**Supplied records:**
*-*-*

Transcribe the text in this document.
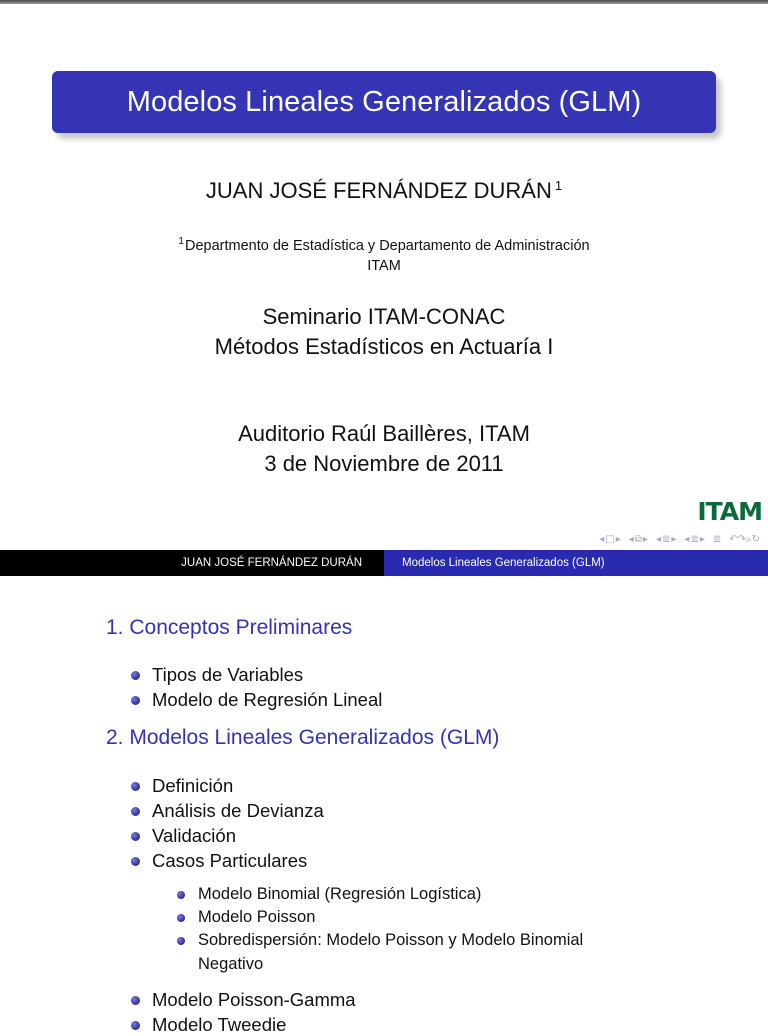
Modelos Lineales Generalizados (GLM)
JUAN JOSÉ FERNÁNDEZ DURÁN $^1$
$^1$Departmento de Estadística y Departamento de Administración
ITAM
Seminario ITAM-CONAC
Métodos Estadísticos en Actuaría I
Auditorio Raúl Baillères, ITAM
3 de Noviembre de 2011
ITAM
◂ □ ▸ ◂ ⧉ ▸ ◂ ≣ ▸ ◂ ≣ ▸ ≣ ↶↷⌕↻
JUAN JOSÉ FERNÁNDEZ DURÁN	Modelos Lineales Generalizados (GLM)
1. Conceptos Preliminares
Tipos de Variables
Modelo de Regresión Lineal
2. Modelos Lineales Generalizados (GLM)
Definición
Análisis de Devianza
Validación
Casos Particulares
Modelo Binomial (Regresión Logística)
Modelo Poisson
Sobredispersión: Modelo Poisson y Modelo Binomial
Negativo
Modelo Poisson-Gamma
Modelo Tweedie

*-*-*

Extract each line from the entries above that contains the string "Binomial".

Modelo Binomial (Regresión Logística)
Sobredispersión: Modelo Poisson y Modelo Binomial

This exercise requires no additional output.